• [Set exercise 1]:
In the game session report, which statue did the party go after in session 16?
• [Set exercise 2]:
Write the next part of the game session report, picking up right after its last sentence.

• [Article]:
- - - - - - -

Been a busy couple of weeks, but the game goes on!

I’m taking the lazy way out and posting some player-written session reports.  I now offer a modest XP bonus to players who write up what happened, their character’s thoughts, etc.  One player is also working on making up what happened to the party in the last campaign after the last session!

Anyway session 16 involved the party going after another statue, this time the dwarf.  They found their way into the old dwarven city beneath Skar Brae and found it almost abandoned and, like SB, overrun with monsters.  They decided to start clearing for the few remaining dwarves.  Their first stop was the old forges, which borrowed heavily from one of this year’s OPDs — The Ichor of Vercingetorix. (I changed some of the monsters, and the plot, but used the map and it wnet pretty well.)

There’s the dwarf player’s after-battle report:

Grundel caught movement behind him out the corner of his eye. Something flashed overhead. Grundel reflexively waited for an arrow, dagger, or bolt (or what ever the assassin used these days) to lodge itself in his back. It was spear and it did not hit him at all! The gnoll-headed demon fell to the ground. But he could hardly believe it. It, it … unbelievable. Did the assassin just assassinate the gnoll-headed demon? “Unbelievable,” Grundel muttered wiping the blood from his forehead and out of his eyes just as the paladin rushed ahead to slay that last gnoll. The paladin has being doing that a lot lately… rushing forward and slaying things. Even the rogue was aiding in the combat.

With all the monsters dead and the path to safety clear, Grundel paused to remove his gauntlets. A deep wound on his hand, blood flowing freely. That explains it. “It was not bad luck at all,” though Grundel as he recollected the evenings combat. He did not even feel it until now. Funny how you can keep going when death is all around you. Ghouls, Ghasts, Gnolls, Hyenas, Frog Demons, Giant Spiders, and Imps. A fair few fell to his morningstar but not as many normal. Many were dead without any telltale spike holes.

- - - - - - -

• [Dataset content]:
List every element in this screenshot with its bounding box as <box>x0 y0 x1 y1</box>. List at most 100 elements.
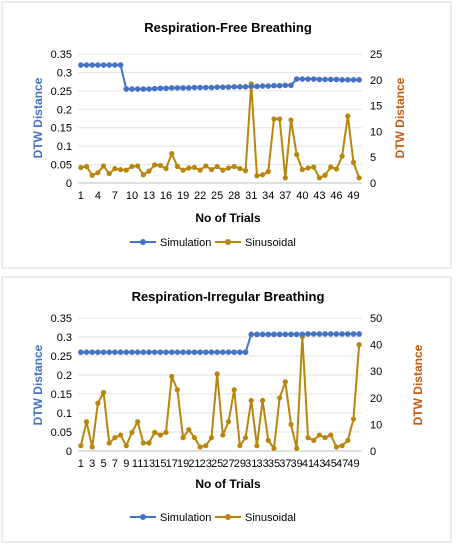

- - - - - - -

• [Right answer 1]:
The dwarf statue.

• [Right answer 2]:
Looking at the over the assembled group he thought everyone really pulled their weight. Had you been three feet tall, and looking up at the dwarf, you might have seen a smile forming between his thick mustache and puke covered beard. (Damn Ghasts.! But then his eyes came upon the unconscious wizard still covered in frog demon slime. His smile faded before it truly formed. “Hmm, be careful what you wish for you might just get it” grumbled Grundel shifting under the weight of his enormous pack. Still at least they weren’t complaining anymore that he was carrying everything. The unburdened assassin and rogue darted ahead hiding in shadows that any dwarf could tell you weren’t there. “Manlings, ha! They never disappoint you by not disappointing.”

Next up is the rogue’s summary, which actually covers the between-session regrouping and resting:

Dell couldn’t’t decide which wound needed the most attention.

They sat in the garrison hall, while the dwarf chieftain paced about, listening intently as Grundel told of the battles in the abandoned forges. Occasionally, he stroked his beard. Several times the two warriors fell into the ancient tongue of their race; when Grundel sought to describe the way his morningstar crushed bone, or a thrown hand-axe arced perfectly before finding its target. It is particularly important to Dwarfs that these details are conveyed precisely.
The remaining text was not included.